▶ [Exercise description] Transcribe every entry below word for word, but skip the pictures.

(Data tied to figure images)
'''

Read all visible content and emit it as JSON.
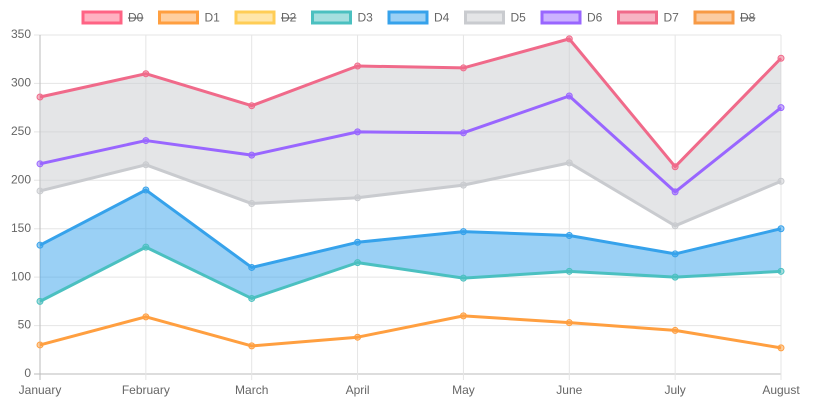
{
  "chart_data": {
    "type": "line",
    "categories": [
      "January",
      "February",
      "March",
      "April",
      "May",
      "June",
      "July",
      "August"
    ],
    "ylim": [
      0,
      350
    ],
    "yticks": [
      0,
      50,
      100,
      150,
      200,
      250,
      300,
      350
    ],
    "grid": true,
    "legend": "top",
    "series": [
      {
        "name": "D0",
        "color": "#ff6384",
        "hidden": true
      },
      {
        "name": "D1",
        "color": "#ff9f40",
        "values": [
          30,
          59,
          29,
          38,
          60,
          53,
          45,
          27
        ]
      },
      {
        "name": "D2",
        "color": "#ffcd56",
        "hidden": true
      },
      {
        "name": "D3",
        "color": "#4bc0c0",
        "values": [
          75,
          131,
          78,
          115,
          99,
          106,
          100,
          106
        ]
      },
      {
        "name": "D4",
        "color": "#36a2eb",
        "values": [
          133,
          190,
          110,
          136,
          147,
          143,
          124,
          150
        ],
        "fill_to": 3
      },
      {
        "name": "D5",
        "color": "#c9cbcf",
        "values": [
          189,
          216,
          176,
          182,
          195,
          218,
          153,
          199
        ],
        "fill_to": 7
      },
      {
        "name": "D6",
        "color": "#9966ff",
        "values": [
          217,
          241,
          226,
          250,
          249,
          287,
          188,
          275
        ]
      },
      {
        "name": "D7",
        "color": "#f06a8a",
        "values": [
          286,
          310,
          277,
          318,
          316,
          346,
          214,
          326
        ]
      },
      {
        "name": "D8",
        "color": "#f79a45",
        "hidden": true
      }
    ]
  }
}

'''

▶ [Complete answer]
Read all visible content and emit it as JSON.
{
  "chart_data": {
    "type": "line",
    "categories": [
      "January",
      "February",
      "March",
      "April",
      "May",
      "June",
      "July",
      "August"
    ],
    "ylim": [
      0,
      350
    ],
    "yticks": [
      0,
      50,
      100,
      150,
      200,
      250,
      300,
      350
    ],
    "grid": true,
    "legend": "top",
    "series": [
      {
        "name": "D0",
        "color": "#ff6384",
        "hidden": true
      },
      {
        "name": "D1",
        "color": "#ff9f40",
        "values": [
          30,
          59,
          29,
          38,
          60,
          53,
          45,
          27
        ]
      },
      {
        "name": "D2",
        "color": "#ffcd56",
        "hidden": true
      },
      {
        "name": "D3",
        "color": "#4bc0c0",
        "values": [
          75,
          131,
          78,
          115,
          99,
          106,
          100,
          106
        ]
      },
      {
        "name": "D4",
        "color": "#36a2eb",
        "values": [
          133,
          190,
          110,
          136,
          147,
          143,
          124,
          150
        ],
        "fill_to": 3
      },
      {
        "name": "D5",
        "color": "#c9cbcf",
        "values": [
          189,
          216,
          176,
          182,
          195,
          218,
          153,
          199
        ],
        "fill_to": 7
      },
      {
        "name": "D6",
        "color": "#9966ff",
        "values": [
          217,
          241,
          226,
          250,
          249,
          287,
          188,
          275
        ]
      },
      {
        "name": "D7",
        "color": "#f06a8a",
        "values": [
          286,
          310,
          277,
          318,
          316,
          346,
          214,
          326
        ]
      },
      {
        "name": "D8",
        "color": "#f79a45",
        "hidden": true
      }
    ]
  }
}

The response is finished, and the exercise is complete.